-- start Information provided --
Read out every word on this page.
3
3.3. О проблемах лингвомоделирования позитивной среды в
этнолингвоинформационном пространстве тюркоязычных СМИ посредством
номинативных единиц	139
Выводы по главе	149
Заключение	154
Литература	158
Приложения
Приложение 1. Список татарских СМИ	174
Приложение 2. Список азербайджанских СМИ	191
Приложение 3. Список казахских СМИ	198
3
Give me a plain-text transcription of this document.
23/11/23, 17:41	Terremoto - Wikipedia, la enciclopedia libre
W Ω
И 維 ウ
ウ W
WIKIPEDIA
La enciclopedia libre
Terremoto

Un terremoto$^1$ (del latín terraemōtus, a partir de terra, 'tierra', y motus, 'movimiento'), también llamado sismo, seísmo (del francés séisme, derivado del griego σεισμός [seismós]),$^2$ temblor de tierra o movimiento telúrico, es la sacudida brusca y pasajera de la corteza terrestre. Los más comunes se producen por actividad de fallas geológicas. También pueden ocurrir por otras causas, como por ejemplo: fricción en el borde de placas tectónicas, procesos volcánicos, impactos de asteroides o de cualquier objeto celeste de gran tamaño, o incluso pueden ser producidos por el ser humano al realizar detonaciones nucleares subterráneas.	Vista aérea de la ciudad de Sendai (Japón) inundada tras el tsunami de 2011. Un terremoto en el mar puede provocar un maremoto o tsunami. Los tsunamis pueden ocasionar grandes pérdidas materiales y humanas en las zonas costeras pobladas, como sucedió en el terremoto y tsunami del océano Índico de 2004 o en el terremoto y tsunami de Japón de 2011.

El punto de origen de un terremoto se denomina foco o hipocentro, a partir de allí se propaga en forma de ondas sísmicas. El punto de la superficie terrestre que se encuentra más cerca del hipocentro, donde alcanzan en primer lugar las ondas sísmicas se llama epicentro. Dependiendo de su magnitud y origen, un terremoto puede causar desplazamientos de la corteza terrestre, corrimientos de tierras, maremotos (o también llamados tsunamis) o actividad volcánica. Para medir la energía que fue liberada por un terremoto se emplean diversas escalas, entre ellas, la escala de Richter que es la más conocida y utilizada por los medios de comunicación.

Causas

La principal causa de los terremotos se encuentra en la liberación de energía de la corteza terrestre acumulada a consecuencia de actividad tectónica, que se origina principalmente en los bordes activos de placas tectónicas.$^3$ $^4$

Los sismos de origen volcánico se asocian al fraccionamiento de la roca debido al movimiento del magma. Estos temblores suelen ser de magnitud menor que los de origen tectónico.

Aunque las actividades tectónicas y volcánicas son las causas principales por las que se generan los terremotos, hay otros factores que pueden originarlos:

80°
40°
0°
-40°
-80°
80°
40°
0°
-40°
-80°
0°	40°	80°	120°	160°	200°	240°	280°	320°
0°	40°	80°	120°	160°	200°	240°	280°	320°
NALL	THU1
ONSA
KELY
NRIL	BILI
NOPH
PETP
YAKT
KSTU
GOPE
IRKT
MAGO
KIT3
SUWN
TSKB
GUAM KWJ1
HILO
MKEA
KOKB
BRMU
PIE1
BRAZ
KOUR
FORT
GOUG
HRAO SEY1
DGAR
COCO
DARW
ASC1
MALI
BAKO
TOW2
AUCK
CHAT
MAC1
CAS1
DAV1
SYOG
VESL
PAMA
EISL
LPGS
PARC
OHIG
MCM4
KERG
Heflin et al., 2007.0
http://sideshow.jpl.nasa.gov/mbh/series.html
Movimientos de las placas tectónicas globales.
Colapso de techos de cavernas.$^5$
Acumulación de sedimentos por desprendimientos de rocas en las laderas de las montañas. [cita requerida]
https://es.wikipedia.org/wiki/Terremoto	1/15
-- end Information provided --
→ **What the task asks**
Print every line of the records exactly. Omit nothing.

→ **Full response**
Read out every word on this page.
3
3.3. О проблемах лингвомоделирования позитивной среды в
этнолингвоинформационном пространстве тюркоязычных СМИ посредством
номинативных единиц	139
Выводы по главе	149
Заключение	154
Литература	158
Приложения
Приложение 1. Список татарских СМИ	174
Приложение 2. Список азербайджанских СМИ	191
Приложение 3. Список казахских СМИ	198
3
Give me a plain-text transcription of this document.
23/11/23, 17:41	Terremoto - Wikipedia, la enciclopedia libre
W Ω
И 維 ウ
ウ W
WIKIPEDIA
La enciclopedia libre
Terremoto

Un terremoto$^1$ (del latín terraemōtus, a partir de terra, 'tierra', y motus, 'movimiento'), también llamado sismo, seísmo (del francés séisme, derivado del griego σεισμός [seismós]),$^2$ temblor de tierra o movimiento telúrico, es la sacudida brusca y pasajera de la corteza terrestre. Los más comunes se producen por actividad de fallas geológicas. También pueden ocurrir por otras causas, como por ejemplo: fricción en el borde de placas tectónicas, procesos volcánicos, impactos de asteroides o de cualquier objeto celeste de gran tamaño, o incluso pueden ser producidos por el ser humano al realizar detonaciones nucleares subterráneas.	Vista aérea de la ciudad de Sendai (Japón) inundada tras el tsunami de 2011. Un terremoto en el mar puede provocar un maremoto o tsunami. Los tsunamis pueden ocasionar grandes pérdidas materiales y humanas en las zonas costeras pobladas, como sucedió en el terremoto y tsunami del océano Índico de 2004 o en el terremoto y tsunami de Japón de 2011.

El punto de origen de un terremoto se denomina foco o hipocentro, a partir de allí se propaga en forma de ondas sísmicas. El punto de la superficie terrestre que se encuentra más cerca del hipocentro, donde alcanzan en primer lugar las ondas sísmicas se llama epicentro. Dependiendo de su magnitud y origen, un terremoto puede causar desplazamientos de la corteza terrestre, corrimientos de tierras, maremotos (o también llamados tsunamis) o actividad volcánica. Para medir la energía que fue liberada por un terremoto se emplean diversas escalas, entre ellas, la escala de Richter que es la más conocida y utilizada por los medios de comunicación.

Causas

La principal causa de los terremotos se encuentra en la liberación de energía de la corteza terrestre acumulada a consecuencia de actividad tectónica, que se origina principalmente en los bordes activos de placas tectónicas.$^3$ $^4$

Los sismos de origen volcánico se asocian al fraccionamiento de la roca debido al movimiento del magma. Estos temblores suelen ser de magnitud menor que los de origen tectónico.

Aunque las actividades tectónicas y volcánicas son las causas principales por las que se generan los terremotos, hay otros factores que pueden originarlos:

80°
40°
0°
-40°
-80°
80°
40°
0°
-40°
-80°
0°	40°	80°	120°	160°	200°	240°	280°	320°
0°	40°	80°	120°	160°	200°	240°	280°	320°
NALL	THU1
ONSA
KELY
NRIL	BILI
NOPH
PETP
YAKT
KSTU
GOPE
IRKT
MAGO
KIT3
SUWN
TSKB
GUAM KWJ1
HILO
MKEA
KOKB
BRMU
PIE1
BRAZ
KOUR
FORT
GOUG
HRAO SEY1
DGAR
COCO
DARW
ASC1
MALI
BAKO
TOW2
AUCK
CHAT
MAC1
CAS1
DAV1
SYOG
VESL
PAMA
EISL
LPGS
PARC
OHIG
MCM4
KERG
Heflin et al., 2007.0
http://sideshow.jpl.nasa.gov/mbh/series.html
Movimientos de las placas tectónicas globales.
Colapso de techos de cavernas.$^5$
Acumulación de sedimentos por desprendimientos de rocas en las laderas de las montañas. [cita requerida]
https://es.wikipedia.org/wiki/Terremoto	1/15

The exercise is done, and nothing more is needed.